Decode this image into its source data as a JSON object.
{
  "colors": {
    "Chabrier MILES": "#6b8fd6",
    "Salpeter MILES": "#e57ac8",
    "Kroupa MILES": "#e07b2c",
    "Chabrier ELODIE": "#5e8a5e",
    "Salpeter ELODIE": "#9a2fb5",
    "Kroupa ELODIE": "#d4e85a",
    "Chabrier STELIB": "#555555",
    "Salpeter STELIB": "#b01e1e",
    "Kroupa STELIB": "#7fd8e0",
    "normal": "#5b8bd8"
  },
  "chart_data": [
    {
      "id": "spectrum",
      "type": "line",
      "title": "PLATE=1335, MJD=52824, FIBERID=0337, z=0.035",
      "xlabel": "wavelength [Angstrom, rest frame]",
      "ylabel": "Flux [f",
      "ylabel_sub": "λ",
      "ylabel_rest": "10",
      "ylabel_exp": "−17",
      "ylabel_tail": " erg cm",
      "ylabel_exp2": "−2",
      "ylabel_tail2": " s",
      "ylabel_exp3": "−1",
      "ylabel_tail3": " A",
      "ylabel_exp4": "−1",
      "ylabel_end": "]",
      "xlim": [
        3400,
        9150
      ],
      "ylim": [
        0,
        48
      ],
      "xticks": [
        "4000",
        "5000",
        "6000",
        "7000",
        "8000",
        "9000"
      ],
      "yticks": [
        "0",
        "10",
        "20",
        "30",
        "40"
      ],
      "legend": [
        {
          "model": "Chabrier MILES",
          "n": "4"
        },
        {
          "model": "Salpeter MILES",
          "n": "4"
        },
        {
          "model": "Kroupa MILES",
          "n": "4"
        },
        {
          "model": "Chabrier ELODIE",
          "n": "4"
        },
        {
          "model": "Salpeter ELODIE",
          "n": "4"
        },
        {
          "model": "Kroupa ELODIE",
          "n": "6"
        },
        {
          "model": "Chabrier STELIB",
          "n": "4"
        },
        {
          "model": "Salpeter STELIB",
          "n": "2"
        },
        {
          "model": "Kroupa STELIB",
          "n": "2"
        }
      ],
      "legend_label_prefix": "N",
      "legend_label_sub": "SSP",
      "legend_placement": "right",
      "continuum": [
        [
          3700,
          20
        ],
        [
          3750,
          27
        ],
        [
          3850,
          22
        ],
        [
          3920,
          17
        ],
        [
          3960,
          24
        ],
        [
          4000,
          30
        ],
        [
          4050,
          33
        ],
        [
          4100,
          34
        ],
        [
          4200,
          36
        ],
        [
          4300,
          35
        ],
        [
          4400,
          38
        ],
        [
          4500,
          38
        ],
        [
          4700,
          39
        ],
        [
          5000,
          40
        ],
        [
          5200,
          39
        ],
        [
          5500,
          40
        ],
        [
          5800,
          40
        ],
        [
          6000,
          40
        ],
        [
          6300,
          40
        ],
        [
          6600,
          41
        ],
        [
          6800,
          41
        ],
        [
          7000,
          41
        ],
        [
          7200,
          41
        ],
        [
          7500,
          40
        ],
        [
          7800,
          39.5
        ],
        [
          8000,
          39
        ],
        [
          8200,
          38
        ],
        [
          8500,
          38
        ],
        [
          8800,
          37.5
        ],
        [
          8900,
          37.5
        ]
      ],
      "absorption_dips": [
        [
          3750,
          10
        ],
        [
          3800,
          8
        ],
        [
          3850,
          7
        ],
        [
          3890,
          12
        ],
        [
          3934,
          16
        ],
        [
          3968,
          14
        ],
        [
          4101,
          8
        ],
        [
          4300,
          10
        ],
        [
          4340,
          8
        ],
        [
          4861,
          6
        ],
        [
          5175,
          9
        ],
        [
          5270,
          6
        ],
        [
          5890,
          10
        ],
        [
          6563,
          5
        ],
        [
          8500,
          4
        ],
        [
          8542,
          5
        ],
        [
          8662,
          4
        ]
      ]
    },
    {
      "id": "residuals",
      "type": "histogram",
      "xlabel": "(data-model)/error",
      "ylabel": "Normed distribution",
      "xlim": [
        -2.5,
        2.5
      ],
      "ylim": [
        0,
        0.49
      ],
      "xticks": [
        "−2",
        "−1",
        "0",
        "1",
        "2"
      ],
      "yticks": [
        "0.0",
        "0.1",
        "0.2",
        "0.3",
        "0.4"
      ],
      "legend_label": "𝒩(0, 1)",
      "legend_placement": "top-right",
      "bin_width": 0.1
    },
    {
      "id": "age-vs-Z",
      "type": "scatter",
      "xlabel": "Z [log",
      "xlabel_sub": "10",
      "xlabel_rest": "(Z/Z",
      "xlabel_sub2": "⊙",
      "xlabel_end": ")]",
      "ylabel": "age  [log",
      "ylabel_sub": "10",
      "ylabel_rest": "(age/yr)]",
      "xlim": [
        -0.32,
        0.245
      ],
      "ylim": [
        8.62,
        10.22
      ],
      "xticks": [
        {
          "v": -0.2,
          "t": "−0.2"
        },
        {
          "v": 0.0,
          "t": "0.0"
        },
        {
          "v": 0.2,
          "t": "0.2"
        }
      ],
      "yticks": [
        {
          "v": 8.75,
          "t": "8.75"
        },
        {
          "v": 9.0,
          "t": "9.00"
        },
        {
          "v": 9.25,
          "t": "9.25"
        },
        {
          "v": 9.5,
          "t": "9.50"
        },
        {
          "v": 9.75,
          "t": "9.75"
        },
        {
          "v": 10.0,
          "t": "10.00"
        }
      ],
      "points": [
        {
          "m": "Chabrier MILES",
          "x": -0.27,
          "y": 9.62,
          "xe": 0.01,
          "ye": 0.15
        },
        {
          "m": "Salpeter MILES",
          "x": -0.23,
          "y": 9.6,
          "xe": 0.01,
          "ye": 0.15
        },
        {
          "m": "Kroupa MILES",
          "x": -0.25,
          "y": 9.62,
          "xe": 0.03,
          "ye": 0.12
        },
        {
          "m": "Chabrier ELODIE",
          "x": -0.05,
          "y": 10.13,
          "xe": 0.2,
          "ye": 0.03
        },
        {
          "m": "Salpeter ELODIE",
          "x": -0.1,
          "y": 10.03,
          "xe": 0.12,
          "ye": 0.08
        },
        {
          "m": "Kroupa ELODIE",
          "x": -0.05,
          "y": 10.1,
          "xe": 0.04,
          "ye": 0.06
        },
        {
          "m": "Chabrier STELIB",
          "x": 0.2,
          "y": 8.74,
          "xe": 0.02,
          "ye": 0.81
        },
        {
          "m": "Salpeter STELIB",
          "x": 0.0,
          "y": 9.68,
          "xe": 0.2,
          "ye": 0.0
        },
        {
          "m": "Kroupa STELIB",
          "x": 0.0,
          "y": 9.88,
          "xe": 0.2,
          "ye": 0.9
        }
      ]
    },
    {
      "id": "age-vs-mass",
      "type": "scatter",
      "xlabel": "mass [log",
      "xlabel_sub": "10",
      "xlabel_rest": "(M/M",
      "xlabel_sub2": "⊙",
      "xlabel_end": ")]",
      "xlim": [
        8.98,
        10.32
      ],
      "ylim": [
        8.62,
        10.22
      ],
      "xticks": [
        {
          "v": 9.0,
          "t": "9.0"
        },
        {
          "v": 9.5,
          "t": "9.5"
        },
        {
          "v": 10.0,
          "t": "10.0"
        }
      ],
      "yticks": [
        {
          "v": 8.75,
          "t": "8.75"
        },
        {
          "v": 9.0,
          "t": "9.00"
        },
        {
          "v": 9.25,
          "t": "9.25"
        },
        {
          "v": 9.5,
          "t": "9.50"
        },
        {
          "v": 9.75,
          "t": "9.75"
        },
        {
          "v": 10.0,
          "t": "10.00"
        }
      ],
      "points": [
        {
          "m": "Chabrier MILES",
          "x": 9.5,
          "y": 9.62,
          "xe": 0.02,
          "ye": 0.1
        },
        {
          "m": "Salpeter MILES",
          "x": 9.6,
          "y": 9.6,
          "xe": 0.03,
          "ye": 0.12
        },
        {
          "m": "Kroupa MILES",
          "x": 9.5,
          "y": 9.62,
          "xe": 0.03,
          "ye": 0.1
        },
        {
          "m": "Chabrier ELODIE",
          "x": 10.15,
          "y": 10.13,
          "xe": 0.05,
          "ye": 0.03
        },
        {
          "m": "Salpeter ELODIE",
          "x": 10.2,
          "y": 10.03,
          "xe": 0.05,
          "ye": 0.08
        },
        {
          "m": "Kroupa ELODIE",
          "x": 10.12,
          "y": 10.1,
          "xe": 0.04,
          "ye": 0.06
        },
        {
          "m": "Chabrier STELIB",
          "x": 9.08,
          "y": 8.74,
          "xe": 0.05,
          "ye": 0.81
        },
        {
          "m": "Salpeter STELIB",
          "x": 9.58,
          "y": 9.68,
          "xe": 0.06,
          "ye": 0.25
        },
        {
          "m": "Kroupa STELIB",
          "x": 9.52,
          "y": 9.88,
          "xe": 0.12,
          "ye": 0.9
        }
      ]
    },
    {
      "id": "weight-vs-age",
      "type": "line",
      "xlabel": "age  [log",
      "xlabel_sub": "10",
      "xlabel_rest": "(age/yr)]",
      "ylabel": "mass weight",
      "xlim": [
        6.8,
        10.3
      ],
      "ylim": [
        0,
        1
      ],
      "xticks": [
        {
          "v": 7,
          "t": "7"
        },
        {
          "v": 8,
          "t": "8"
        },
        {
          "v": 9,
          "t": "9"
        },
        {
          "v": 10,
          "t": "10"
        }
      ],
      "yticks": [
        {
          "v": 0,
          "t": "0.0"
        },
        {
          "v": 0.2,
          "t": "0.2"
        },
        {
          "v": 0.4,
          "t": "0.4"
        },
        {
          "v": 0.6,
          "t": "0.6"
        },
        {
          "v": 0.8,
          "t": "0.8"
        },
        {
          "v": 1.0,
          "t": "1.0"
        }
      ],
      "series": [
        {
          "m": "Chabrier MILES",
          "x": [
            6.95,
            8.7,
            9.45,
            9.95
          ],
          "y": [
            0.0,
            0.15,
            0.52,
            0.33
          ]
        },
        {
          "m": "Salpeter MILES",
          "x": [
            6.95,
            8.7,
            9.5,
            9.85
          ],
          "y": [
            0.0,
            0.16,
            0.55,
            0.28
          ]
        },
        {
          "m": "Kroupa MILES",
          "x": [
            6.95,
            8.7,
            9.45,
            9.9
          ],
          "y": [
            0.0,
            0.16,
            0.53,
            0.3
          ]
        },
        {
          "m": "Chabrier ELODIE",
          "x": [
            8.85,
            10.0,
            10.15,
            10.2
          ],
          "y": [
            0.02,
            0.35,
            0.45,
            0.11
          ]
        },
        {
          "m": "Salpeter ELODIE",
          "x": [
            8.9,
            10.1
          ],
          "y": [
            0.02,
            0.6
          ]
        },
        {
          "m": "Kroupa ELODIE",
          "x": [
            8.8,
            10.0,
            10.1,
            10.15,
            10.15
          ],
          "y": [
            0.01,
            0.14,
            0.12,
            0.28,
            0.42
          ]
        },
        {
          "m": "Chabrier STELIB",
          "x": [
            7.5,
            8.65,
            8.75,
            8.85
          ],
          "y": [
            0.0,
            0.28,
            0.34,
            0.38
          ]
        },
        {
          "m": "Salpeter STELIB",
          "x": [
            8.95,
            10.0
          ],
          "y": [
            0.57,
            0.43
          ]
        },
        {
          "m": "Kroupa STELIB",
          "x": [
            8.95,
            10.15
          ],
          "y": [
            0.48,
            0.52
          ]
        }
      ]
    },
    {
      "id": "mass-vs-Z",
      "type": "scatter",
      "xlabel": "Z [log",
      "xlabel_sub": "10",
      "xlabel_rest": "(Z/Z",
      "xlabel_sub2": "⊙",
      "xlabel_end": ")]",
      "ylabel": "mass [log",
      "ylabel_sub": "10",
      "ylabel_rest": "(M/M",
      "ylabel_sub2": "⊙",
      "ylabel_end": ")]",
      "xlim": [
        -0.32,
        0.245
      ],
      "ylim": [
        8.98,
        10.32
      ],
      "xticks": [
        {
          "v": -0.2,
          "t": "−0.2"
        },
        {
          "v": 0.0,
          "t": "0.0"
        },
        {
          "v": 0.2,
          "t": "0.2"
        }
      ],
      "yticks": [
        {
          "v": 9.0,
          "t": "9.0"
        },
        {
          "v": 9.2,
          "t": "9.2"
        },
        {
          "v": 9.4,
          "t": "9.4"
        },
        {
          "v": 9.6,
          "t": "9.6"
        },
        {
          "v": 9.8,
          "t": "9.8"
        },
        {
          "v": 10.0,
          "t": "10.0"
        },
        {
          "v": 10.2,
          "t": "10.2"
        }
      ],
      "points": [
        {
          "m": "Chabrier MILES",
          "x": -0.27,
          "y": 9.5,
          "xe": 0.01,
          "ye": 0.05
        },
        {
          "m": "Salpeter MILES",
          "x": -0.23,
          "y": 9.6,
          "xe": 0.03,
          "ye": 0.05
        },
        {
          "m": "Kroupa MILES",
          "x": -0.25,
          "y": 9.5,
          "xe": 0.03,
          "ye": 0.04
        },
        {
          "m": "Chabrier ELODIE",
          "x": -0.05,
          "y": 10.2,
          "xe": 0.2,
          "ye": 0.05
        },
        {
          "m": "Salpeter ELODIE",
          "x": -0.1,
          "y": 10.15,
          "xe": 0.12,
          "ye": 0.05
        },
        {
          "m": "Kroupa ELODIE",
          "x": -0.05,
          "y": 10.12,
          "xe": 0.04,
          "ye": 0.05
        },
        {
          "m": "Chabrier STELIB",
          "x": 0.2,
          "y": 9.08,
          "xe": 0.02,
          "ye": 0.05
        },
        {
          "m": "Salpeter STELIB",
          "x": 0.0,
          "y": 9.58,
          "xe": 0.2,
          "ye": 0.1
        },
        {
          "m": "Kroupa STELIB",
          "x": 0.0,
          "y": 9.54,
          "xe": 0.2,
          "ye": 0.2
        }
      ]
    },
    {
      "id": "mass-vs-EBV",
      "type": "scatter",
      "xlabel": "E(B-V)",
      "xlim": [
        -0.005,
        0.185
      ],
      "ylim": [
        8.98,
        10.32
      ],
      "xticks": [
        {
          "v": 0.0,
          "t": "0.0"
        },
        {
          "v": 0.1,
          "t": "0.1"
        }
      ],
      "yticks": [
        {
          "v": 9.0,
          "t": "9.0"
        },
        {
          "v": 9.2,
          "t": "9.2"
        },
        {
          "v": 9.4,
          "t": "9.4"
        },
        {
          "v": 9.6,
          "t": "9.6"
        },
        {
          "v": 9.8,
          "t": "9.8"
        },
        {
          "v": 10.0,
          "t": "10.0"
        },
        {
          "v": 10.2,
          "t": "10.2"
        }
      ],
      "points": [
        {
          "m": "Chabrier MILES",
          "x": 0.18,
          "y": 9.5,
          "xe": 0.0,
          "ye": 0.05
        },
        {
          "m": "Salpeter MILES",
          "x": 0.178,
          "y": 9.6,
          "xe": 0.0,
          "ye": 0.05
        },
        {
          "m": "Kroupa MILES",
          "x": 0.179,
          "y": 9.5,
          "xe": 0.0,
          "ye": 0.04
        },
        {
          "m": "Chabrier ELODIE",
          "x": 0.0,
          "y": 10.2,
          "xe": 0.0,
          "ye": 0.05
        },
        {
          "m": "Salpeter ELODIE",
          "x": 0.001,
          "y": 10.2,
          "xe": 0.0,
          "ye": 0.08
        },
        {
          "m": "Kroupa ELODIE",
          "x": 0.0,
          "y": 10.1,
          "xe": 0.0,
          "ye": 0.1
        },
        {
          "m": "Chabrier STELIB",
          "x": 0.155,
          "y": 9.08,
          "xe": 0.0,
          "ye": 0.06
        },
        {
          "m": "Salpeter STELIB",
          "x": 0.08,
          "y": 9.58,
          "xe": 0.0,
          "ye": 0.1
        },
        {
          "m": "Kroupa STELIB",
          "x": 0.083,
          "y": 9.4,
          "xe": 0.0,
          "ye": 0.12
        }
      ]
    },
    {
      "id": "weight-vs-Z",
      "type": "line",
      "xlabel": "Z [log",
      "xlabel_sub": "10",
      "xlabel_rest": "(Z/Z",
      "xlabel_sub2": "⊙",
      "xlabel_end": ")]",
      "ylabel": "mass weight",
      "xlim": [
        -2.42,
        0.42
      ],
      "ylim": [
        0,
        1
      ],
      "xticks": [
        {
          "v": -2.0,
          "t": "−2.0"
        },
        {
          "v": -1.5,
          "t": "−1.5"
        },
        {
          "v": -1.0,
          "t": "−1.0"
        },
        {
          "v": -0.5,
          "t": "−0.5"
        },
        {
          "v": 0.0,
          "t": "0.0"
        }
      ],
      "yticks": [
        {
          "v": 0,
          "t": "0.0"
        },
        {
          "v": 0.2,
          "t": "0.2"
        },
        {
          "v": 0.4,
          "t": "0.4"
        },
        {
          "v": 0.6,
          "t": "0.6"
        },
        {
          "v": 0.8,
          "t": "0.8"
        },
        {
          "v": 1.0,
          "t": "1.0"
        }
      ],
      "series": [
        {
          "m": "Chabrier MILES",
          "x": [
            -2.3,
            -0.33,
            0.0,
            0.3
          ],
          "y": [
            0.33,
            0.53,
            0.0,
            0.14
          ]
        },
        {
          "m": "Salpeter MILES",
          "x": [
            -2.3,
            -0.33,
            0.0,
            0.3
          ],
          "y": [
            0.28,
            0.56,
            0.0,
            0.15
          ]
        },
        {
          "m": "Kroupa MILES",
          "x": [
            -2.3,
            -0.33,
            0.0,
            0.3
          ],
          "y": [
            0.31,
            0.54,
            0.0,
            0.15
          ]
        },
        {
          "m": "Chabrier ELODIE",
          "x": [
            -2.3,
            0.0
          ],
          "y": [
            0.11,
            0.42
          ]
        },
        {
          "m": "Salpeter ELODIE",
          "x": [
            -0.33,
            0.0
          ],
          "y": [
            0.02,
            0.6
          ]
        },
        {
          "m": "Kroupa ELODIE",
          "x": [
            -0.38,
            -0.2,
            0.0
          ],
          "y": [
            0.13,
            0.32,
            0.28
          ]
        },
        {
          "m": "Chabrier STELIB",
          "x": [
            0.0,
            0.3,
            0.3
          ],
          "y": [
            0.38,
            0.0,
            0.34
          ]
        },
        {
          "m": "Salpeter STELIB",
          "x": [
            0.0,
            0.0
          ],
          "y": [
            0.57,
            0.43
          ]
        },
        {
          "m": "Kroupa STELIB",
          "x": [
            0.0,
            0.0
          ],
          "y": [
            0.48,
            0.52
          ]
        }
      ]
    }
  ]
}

***

■ **SHORT EXERCISE**
Copy down every line of the material above that includes the string "mass".

■ **RESPONSE TO THIS EXERCISE**
      "id": "age-vs-mass",
      "xlabel": "mass [log",
      "ylabel": "mass weight",
      "id": "mass-vs-Z",
      "ylabel": "mass [log",
      "id": "mass-vs-EBV",
      "ylabel": "mass weight",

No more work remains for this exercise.